◆ The exercise ◆
Extract the lines that carry the string "this" from the listing.
-- Begin Supplied material --
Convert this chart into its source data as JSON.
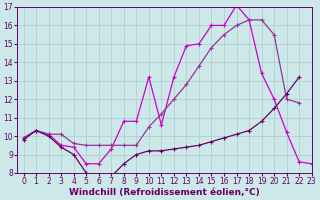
{
  "title": "",
  "xlabel": "Windchill (Refroidissement éolien,°C)",
  "ylabel": "",
  "bg_color": "#cce8e8",
  "line_color1": "#cc00cc",
  "line_color2": "#993399",
  "line_color3": "#660066",
  "xlim": [
    -0.5,
    23
  ],
  "ylim": [
    8,
    17
  ],
  "xticks": [
    0,
    1,
    2,
    3,
    4,
    5,
    6,
    7,
    8,
    9,
    10,
    11,
    12,
    13,
    14,
    15,
    16,
    17,
    18,
    19,
    20,
    21,
    22,
    23
  ],
  "yticks": [
    8,
    9,
    10,
    11,
    12,
    13,
    14,
    15,
    16,
    17
  ],
  "line1_x": [
    0,
    1,
    2,
    3,
    4,
    5,
    6,
    7,
    8,
    9,
    10,
    11,
    12,
    13,
    14,
    15,
    16,
    17,
    18,
    19,
    20,
    21,
    22,
    23
  ],
  "line1_y": [
    9.9,
    10.3,
    10.1,
    9.5,
    9.4,
    8.5,
    8.5,
    9.3,
    10.8,
    10.8,
    13.2,
    10.6,
    13.2,
    14.9,
    15.0,
    16.0,
    16.0,
    17.1,
    16.3,
    13.4,
    12.0,
    10.2,
    8.6,
    8.5
  ],
  "line2_x": [
    0,
    1,
    2,
    3,
    4,
    5,
    6,
    7,
    8,
    9,
    10,
    11,
    12,
    13,
    14,
    15,
    16,
    17,
    18,
    19,
    20,
    21,
    22,
    23
  ],
  "line2_y": [
    9.9,
    10.3,
    10.1,
    10.1,
    9.6,
    9.5,
    9.5,
    9.5,
    9.5,
    9.5,
    10.5,
    11.2,
    12.0,
    12.8,
    13.8,
    14.8,
    15.5,
    16.0,
    16.3,
    16.3,
    15.5,
    12.0,
    11.8,
    null
  ],
  "line3_x": [
    0,
    1,
    2,
    3,
    4,
    5,
    6,
    7,
    8,
    9,
    10,
    11,
    12,
    13,
    14,
    15,
    16,
    17,
    18,
    19,
    20,
    21,
    22,
    23
  ],
  "line3_y": [
    9.8,
    10.3,
    10.0,
    9.4,
    9.0,
    8.0,
    7.8,
    7.8,
    8.5,
    9.0,
    9.2,
    9.2,
    9.3,
    9.4,
    9.5,
    9.7,
    9.9,
    10.1,
    10.3,
    10.8,
    11.5,
    12.3,
    13.2,
    null
  ],
  "marker": "+",
  "marker_size": 3,
  "linewidth": 0.9,
  "grid_color": "#aacccc",
  "xlabel_fontsize": 6.5,
  "tick_fontsize": 5.5
}
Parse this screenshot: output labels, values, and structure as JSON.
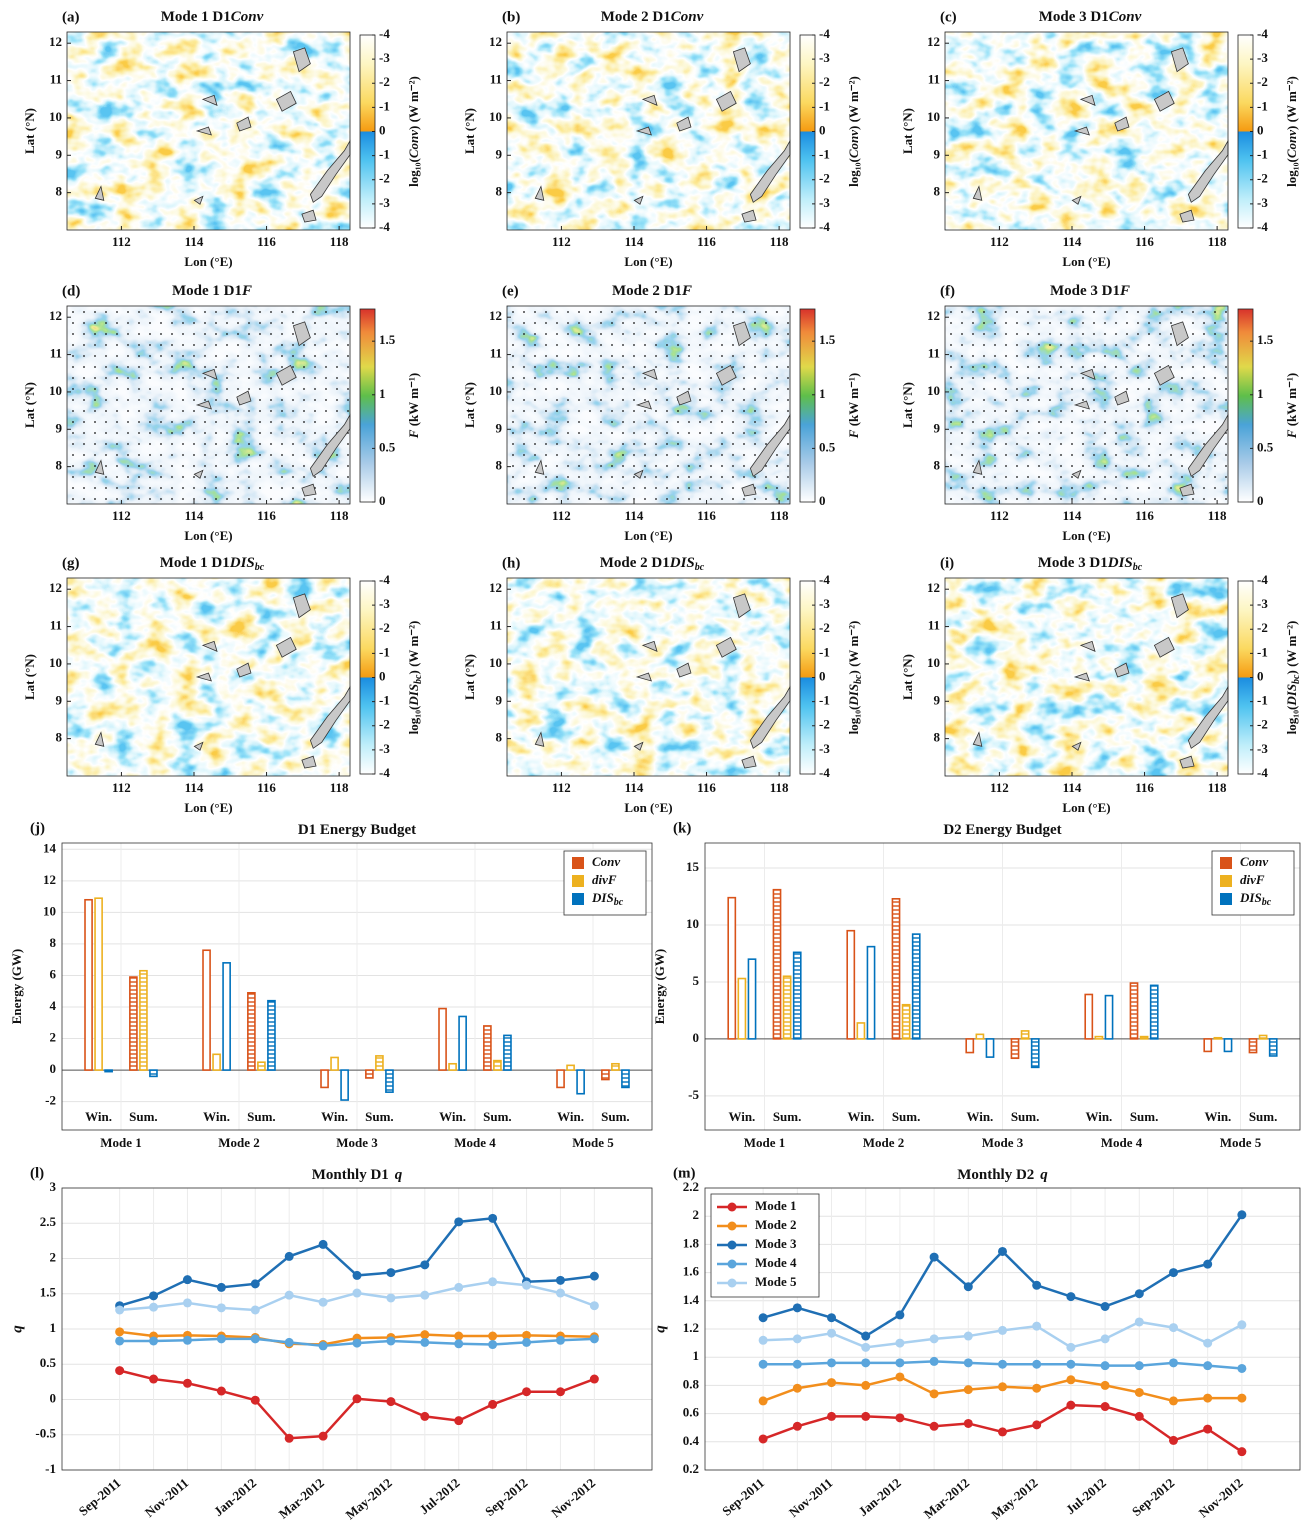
{
  "chart_data": [
    {
      "type": "map",
      "panel": "(a)",
      "title": "Mode  1  D1",
      "variable": "Conv",
      "xlabel": "Lon (°E)",
      "ylabel": "Lat (°N)",
      "colorbar_label_pre": "log₁₀(",
      "colorbar_label_post": ") (W m⁻²)",
      "colormap": "diverging",
      "xlim": [
        110.5,
        118.3
      ],
      "ylim": [
        7,
        12.3
      ],
      "xticks": [
        112,
        114,
        116,
        118
      ],
      "yticks": [
        8,
        9,
        10,
        11,
        12
      ],
      "cticks": [
        -4,
        -3,
        -2,
        -1,
        0,
        -1,
        -2,
        -3,
        -4
      ]
    },
    {
      "type": "map",
      "panel": "(b)",
      "title": "Mode  2  D1",
      "variable": "Conv",
      "xlabel": "Lon (°E)",
      "ylabel": "Lat (°N)",
      "colorbar_label_pre": "log₁₀(",
      "colorbar_label_post": ") (W m⁻²)",
      "colormap": "diverging",
      "xlim": [
        110.5,
        118.3
      ],
      "ylim": [
        7,
        12.3
      ],
      "xticks": [
        112,
        114,
        116,
        118
      ],
      "yticks": [
        8,
        9,
        10,
        11,
        12
      ],
      "cticks": [
        -4,
        -3,
        -2,
        -1,
        0,
        -1,
        -2,
        -3,
        -4
      ]
    },
    {
      "type": "map",
      "panel": "(c)",
      "title": "Mode  3  D1",
      "variable": "Conv",
      "xlabel": "Lon (°E)",
      "ylabel": "Lat (°N)",
      "colorbar_label_pre": "log₁₀(",
      "colorbar_label_post": ") (W m⁻²)",
      "colormap": "diverging",
      "xlim": [
        110.5,
        118.3
      ],
      "ylim": [
        7,
        12.3
      ],
      "xticks": [
        112,
        114,
        116,
        118
      ],
      "yticks": [
        8,
        9,
        10,
        11,
        12
      ],
      "cticks": [
        -4,
        -3,
        -2,
        -1,
        0,
        -1,
        -2,
        -3,
        -4
      ]
    },
    {
      "type": "map",
      "panel": "(d)",
      "title": "Mode  1  D1",
      "variable": "F",
      "xlabel": "Lon (°E)",
      "ylabel": "Lat (°N)",
      "colorbar_label_post": " (kW m⁻¹)",
      "colormap": "sequential",
      "xlim": [
        110.5,
        118.3
      ],
      "ylim": [
        7,
        12.3
      ],
      "xticks": [
        112,
        114,
        116,
        118
      ],
      "yticks": [
        8,
        9,
        10,
        11,
        12
      ],
      "clim": [
        0,
        1.8
      ],
      "cticks": [
        0,
        0.5,
        1,
        1.5
      ]
    },
    {
      "type": "map",
      "panel": "(e)",
      "title": "Mode  2  D1",
      "variable": "F",
      "xlabel": "Lon (°E)",
      "ylabel": "Lat (°N)",
      "colorbar_label_post": " (kW m⁻¹)",
      "colormap": "sequential",
      "xlim": [
        110.5,
        118.3
      ],
      "ylim": [
        7,
        12.3
      ],
      "xticks": [
        112,
        114,
        116,
        118
      ],
      "yticks": [
        8,
        9,
        10,
        11,
        12
      ],
      "clim": [
        0,
        1.8
      ],
      "cticks": [
        0,
        0.5,
        1,
        1.5
      ]
    },
    {
      "type": "map",
      "panel": "(f)",
      "title": "Mode  3  D1",
      "variable": "F",
      "xlabel": "Lon (°E)",
      "ylabel": "Lat (°N)",
      "colorbar_label_post": " (kW m⁻¹)",
      "colormap": "sequential",
      "xlim": [
        110.5,
        118.3
      ],
      "ylim": [
        7,
        12.3
      ],
      "xticks": [
        112,
        114,
        116,
        118
      ],
      "yticks": [
        8,
        9,
        10,
        11,
        12
      ],
      "clim": [
        0,
        1.8
      ],
      "cticks": [
        0,
        0.5,
        1,
        1.5
      ]
    },
    {
      "type": "map",
      "panel": "(g)",
      "title": "Mode  1  D1",
      "variable": "DIS",
      "variable_sub": "bc",
      "xlabel": "Lon (°E)",
      "ylabel": "Lat (°N)",
      "colorbar_label_pre": "log₁₀(",
      "colorbar_label_post": ") (W m⁻²)",
      "colormap": "diverging",
      "xlim": [
        110.5,
        118.3
      ],
      "ylim": [
        7,
        12.3
      ],
      "xticks": [
        112,
        114,
        116,
        118
      ],
      "yticks": [
        8,
        9,
        10,
        11,
        12
      ],
      "cticks": [
        -4,
        -3,
        -2,
        -1,
        0,
        -1,
        -2,
        -3,
        -4
      ]
    },
    {
      "type": "map",
      "panel": "(h)",
      "title": "Mode  2  D1",
      "variable": "DIS",
      "variable_sub": "bc",
      "xlabel": "Lon (°E)",
      "ylabel": "Lat (°N)",
      "colorbar_label_pre": "log₁₀(",
      "colorbar_label_post": ") (W m⁻²)",
      "colormap": "diverging",
      "xlim": [
        110.5,
        118.3
      ],
      "ylim": [
        7,
        12.3
      ],
      "xticks": [
        112,
        114,
        116,
        118
      ],
      "yticks": [
        8,
        9,
        10,
        11,
        12
      ],
      "cticks": [
        -4,
        -3,
        -2,
        -1,
        0,
        -1,
        -2,
        -3,
        -4
      ]
    },
    {
      "type": "map",
      "panel": "(i)",
      "title": "Mode  3  D1",
      "variable": "DIS",
      "variable_sub": "bc",
      "xlabel": "Lon (°E)",
      "ylabel": "Lat (°N)",
      "colorbar_label_pre": "log₁₀(",
      "colorbar_label_post": ") (W m⁻²)",
      "colormap": "diverging",
      "xlim": [
        110.5,
        118.3
      ],
      "ylim": [
        7,
        12.3
      ],
      "xticks": [
        112,
        114,
        116,
        118
      ],
      "yticks": [
        8,
        9,
        10,
        11,
        12
      ],
      "cticks": [
        -4,
        -3,
        -2,
        -1,
        0,
        -1,
        -2,
        -3,
        -4
      ]
    },
    {
      "type": "bar",
      "panel": "(j)",
      "title": "D1 Energy Budget",
      "ylabel": "Energy (GW)",
      "categories": [
        "Mode 1",
        "Mode 2",
        "Mode 3",
        "Mode 4",
        "Mode 5"
      ],
      "groups": [
        "Win.",
        "Sum."
      ],
      "ylim": [
        -3.8,
        14.4
      ],
      "yticks": [
        -2,
        0,
        2,
        4,
        6,
        8,
        10,
        12,
        14
      ],
      "grid": true,
      "legend": "upper right",
      "series": [
        {
          "name": "Conv",
          "color": "#d95319",
          "values": [
            [
              10.8,
              5.9
            ],
            [
              7.6,
              4.9
            ],
            [
              -1.1,
              -0.5
            ],
            [
              3.9,
              2.8
            ],
            [
              -1.1,
              -0.6
            ]
          ]
        },
        {
          "name": "divF",
          "color": "#edb120",
          "values": [
            [
              10.9,
              6.3
            ],
            [
              1.0,
              0.5
            ],
            [
              0.8,
              0.9
            ],
            [
              0.4,
              0.6
            ],
            [
              0.3,
              0.4
            ]
          ]
        },
        {
          "name": "DIS",
          "name_sub": "bc",
          "color": "#0072bd",
          "values": [
            [
              -0.1,
              -0.4
            ],
            [
              6.8,
              4.4
            ],
            [
              -1.9,
              -1.4
            ],
            [
              3.4,
              2.2
            ],
            [
              -1.5,
              -1.1
            ]
          ]
        }
      ]
    },
    {
      "type": "bar",
      "panel": "(k)",
      "title": "D2 Energy Budget",
      "ylabel": "Energy (GW)",
      "categories": [
        "Mode 1",
        "Mode 2",
        "Mode 3",
        "Mode 4",
        "Mode 5"
      ],
      "groups": [
        "Win.",
        "Sum."
      ],
      "ylim": [
        -8,
        17.2
      ],
      "yticks": [
        -5,
        0,
        5,
        10,
        15
      ],
      "grid": true,
      "legend": "upper right",
      "series": [
        {
          "name": "Conv",
          "color": "#d95319",
          "values": [
            [
              12.4,
              13.1
            ],
            [
              9.5,
              12.3
            ],
            [
              -1.2,
              -1.7
            ],
            [
              3.9,
              4.9
            ],
            [
              -1.1,
              -1.2
            ]
          ]
        },
        {
          "name": "divF",
          "color": "#edb120",
          "values": [
            [
              5.3,
              5.5
            ],
            [
              1.4,
              3.0
            ],
            [
              0.4,
              0.7
            ],
            [
              0.2,
              0.2
            ],
            [
              0.1,
              0.3
            ]
          ]
        },
        {
          "name": "DIS",
          "name_sub": "bc",
          "color": "#0072bd",
          "values": [
            [
              7.0,
              7.6
            ],
            [
              8.1,
              9.2
            ],
            [
              -1.6,
              -2.5
            ],
            [
              3.8,
              4.7
            ],
            [
              -1.1,
              -1.5
            ]
          ]
        }
      ]
    },
    {
      "type": "line",
      "panel": "(l)",
      "title": "Monthly  D1",
      "title_var": "q",
      "ylabel": "q",
      "categories": [
        "Sep-2011",
        null,
        "Nov-2011",
        null,
        "Jan-2012",
        null,
        "Mar-2012",
        null,
        "May-2012",
        null,
        "Jul-2012",
        null,
        "Sep-2012",
        null,
        "Nov-2012"
      ],
      "ylim": [
        -1,
        3
      ],
      "yticks": [
        -1,
        -0.5,
        0,
        0.5,
        1,
        1.5,
        2,
        2.5,
        3
      ],
      "grid": true,
      "series": [
        {
          "name": "Mode 1",
          "color": "#d62728",
          "values": [
            0.41,
            0.29,
            0.23,
            0.12,
            -0.01,
            -0.55,
            -0.52,
            0.01,
            -0.03,
            -0.24,
            -0.3,
            -0.07,
            0.11,
            0.11,
            0.29
          ]
        },
        {
          "name": "Mode 2",
          "color": "#f28e1c",
          "values": [
            0.96,
            0.9,
            0.91,
            0.9,
            0.88,
            0.79,
            0.78,
            0.87,
            0.88,
            0.92,
            0.9,
            0.9,
            0.91,
            0.9,
            0.89
          ]
        },
        {
          "name": "Mode 3",
          "color": "#1f6fb4",
          "values": [
            1.33,
            1.47,
            1.7,
            1.59,
            1.64,
            2.03,
            2.2,
            1.76,
            1.8,
            1.91,
            2.52,
            2.57,
            1.67,
            1.69,
            1.75
          ]
        },
        {
          "name": "Mode 4",
          "color": "#5aa5dc",
          "values": [
            0.83,
            0.83,
            0.84,
            0.86,
            0.86,
            0.81,
            0.76,
            0.8,
            0.83,
            0.81,
            0.79,
            0.78,
            0.81,
            0.84,
            0.86
          ]
        },
        {
          "name": "Mode 5",
          "color": "#a9d0f0",
          "values": [
            1.27,
            1.31,
            1.37,
            1.3,
            1.27,
            1.48,
            1.38,
            1.51,
            1.44,
            1.48,
            1.59,
            1.67,
            1.62,
            1.51,
            1.33
          ]
        }
      ]
    },
    {
      "type": "line",
      "panel": "(m)",
      "title": "Monthly  D2",
      "title_var": "q",
      "ylabel": "q",
      "categories": [
        "Sep-2011",
        null,
        "Nov-2011",
        null,
        "Jan-2012",
        null,
        "Mar-2012",
        null,
        "May-2012",
        null,
        "Jul-2012",
        null,
        "Sep-2012",
        null,
        "Nov-2012"
      ],
      "ylim": [
        0.2,
        2.2
      ],
      "yticks": [
        0.2,
        0.4,
        0.6,
        0.8,
        1,
        1.2,
        1.4,
        1.6,
        1.8,
        2,
        2.2
      ],
      "grid": true,
      "legend": "upper left",
      "series": [
        {
          "name": "Mode 1",
          "color": "#d62728",
          "values": [
            0.42,
            0.51,
            0.58,
            0.58,
            0.57,
            0.51,
            0.53,
            0.47,
            0.52,
            0.66,
            0.65,
            0.58,
            0.41,
            0.49,
            0.33
          ]
        },
        {
          "name": "Mode 2",
          "color": "#f28e1c",
          "values": [
            0.69,
            0.78,
            0.82,
            0.8,
            0.86,
            0.74,
            0.77,
            0.79,
            0.78,
            0.84,
            0.8,
            0.75,
            0.69,
            0.71,
            0.71
          ]
        },
        {
          "name": "Mode 3",
          "color": "#1f6fb4",
          "values": [
            1.28,
            1.35,
            1.28,
            1.15,
            1.3,
            1.71,
            1.5,
            1.75,
            1.51,
            1.43,
            1.36,
            1.45,
            1.6,
            1.66,
            2.01
          ]
        },
        {
          "name": "Mode 4",
          "color": "#5aa5dc",
          "values": [
            0.95,
            0.95,
            0.96,
            0.96,
            0.96,
            0.97,
            0.96,
            0.95,
            0.95,
            0.95,
            0.94,
            0.94,
            0.96,
            0.94,
            0.92
          ]
        },
        {
          "name": "Mode 5",
          "color": "#a9d0f0",
          "values": [
            1.12,
            1.13,
            1.17,
            1.07,
            1.1,
            1.13,
            1.15,
            1.19,
            1.22,
            1.07,
            1.13,
            1.25,
            1.21,
            1.1,
            1.23
          ]
        }
      ]
    }
  ]
}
-- End Supplied material --
◆ The completed task ◆
Convert this chart into its source data as JSON.
Parse this screenshot: output labels, values, and structure as JSON.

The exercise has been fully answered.